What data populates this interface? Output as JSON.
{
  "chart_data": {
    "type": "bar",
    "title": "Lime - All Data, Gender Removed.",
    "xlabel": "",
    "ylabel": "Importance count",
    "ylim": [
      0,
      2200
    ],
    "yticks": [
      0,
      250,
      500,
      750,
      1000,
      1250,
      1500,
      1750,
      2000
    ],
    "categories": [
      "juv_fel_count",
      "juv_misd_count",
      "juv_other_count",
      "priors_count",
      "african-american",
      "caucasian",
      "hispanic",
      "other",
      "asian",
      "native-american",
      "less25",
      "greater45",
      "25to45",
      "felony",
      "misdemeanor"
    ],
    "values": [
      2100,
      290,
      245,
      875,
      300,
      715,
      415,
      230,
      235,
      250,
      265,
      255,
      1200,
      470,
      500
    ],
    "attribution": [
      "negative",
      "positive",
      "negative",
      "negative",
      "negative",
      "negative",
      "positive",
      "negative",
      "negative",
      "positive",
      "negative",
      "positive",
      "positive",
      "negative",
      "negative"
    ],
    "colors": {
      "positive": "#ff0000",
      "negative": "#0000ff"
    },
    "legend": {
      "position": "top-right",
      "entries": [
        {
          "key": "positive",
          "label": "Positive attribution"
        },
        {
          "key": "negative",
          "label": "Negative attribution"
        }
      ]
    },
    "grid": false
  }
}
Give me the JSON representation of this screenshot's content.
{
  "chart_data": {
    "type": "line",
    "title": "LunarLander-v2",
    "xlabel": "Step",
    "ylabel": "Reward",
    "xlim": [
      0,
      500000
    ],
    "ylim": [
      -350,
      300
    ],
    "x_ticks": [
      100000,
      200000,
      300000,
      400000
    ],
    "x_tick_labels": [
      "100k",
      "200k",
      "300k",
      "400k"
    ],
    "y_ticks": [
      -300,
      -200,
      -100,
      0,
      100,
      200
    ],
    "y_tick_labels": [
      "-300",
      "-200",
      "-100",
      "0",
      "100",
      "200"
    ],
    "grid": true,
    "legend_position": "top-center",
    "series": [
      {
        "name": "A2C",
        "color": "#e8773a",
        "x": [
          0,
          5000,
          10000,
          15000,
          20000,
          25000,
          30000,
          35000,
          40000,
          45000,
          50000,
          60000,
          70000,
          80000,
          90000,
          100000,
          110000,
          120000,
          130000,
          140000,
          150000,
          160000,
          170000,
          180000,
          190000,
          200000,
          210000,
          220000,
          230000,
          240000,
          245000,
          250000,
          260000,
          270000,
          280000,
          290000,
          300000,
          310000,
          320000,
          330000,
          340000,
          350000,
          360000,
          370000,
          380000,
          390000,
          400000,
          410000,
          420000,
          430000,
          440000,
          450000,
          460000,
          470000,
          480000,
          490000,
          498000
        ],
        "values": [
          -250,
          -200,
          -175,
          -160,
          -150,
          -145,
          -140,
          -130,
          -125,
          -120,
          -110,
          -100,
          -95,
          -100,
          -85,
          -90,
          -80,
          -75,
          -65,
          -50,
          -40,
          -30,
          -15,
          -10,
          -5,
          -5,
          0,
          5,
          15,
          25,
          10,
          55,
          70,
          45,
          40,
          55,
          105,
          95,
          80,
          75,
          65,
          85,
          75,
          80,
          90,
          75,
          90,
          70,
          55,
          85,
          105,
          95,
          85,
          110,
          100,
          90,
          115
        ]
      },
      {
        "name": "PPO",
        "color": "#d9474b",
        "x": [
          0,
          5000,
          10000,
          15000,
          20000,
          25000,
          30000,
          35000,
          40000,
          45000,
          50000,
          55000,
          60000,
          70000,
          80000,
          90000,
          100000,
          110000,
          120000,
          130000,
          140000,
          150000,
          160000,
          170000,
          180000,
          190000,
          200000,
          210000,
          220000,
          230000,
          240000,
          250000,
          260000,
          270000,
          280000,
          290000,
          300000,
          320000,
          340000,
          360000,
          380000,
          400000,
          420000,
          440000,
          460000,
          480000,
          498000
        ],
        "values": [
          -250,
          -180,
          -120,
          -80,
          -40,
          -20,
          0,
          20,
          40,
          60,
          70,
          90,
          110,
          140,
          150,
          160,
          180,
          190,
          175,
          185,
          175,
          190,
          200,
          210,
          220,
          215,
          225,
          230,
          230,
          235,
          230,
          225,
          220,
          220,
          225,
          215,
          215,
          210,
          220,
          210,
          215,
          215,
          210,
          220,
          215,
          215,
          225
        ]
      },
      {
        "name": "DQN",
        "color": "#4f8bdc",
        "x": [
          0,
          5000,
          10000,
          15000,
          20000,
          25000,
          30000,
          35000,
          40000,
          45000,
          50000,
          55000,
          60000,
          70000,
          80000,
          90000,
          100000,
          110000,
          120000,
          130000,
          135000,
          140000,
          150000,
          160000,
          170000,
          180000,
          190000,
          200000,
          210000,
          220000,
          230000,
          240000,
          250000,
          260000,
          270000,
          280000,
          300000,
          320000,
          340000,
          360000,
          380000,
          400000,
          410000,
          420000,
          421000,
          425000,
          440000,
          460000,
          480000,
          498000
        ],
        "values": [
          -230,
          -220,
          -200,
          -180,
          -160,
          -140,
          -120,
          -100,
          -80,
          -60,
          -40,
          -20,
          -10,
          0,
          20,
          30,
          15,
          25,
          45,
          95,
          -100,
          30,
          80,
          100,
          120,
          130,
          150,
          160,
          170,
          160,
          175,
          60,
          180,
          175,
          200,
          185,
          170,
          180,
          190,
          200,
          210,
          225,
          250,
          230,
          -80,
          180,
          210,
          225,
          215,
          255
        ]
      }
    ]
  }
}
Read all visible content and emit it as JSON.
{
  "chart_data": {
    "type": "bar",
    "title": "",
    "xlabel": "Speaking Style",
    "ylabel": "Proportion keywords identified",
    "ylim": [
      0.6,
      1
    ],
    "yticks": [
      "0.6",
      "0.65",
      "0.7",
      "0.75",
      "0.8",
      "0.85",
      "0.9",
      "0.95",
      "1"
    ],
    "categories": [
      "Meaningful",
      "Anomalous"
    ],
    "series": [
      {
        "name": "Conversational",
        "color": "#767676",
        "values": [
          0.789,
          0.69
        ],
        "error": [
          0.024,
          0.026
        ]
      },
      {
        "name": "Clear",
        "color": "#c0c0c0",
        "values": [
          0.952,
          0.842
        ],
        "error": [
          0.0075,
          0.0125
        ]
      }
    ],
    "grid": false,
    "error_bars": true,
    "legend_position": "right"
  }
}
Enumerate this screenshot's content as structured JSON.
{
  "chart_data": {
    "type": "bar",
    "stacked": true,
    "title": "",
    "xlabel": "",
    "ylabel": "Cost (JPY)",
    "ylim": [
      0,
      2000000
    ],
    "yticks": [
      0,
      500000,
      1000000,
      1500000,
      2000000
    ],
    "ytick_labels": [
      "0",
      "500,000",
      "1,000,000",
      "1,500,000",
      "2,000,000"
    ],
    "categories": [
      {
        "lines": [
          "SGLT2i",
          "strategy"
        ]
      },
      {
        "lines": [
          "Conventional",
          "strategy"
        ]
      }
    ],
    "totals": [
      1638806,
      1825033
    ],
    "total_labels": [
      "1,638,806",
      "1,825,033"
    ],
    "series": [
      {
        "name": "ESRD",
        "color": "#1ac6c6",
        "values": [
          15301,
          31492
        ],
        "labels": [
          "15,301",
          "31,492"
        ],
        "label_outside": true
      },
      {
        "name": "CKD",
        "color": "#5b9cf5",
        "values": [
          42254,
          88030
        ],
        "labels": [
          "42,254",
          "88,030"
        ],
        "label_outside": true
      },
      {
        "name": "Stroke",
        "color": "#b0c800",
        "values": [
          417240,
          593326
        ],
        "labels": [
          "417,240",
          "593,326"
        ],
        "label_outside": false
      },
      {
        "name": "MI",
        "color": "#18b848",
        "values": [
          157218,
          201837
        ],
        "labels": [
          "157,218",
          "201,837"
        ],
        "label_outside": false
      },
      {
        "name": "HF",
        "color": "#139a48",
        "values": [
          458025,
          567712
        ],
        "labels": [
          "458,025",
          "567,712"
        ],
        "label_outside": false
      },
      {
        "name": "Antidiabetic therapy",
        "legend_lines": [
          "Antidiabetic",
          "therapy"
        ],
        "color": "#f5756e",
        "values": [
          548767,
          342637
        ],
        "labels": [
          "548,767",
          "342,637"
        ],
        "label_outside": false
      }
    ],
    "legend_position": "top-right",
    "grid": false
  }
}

**PROBLEM REQUIREMENTS**
State how many lines of the records above contain the word "true", giving only that number.

**TASK RESPONSE**
5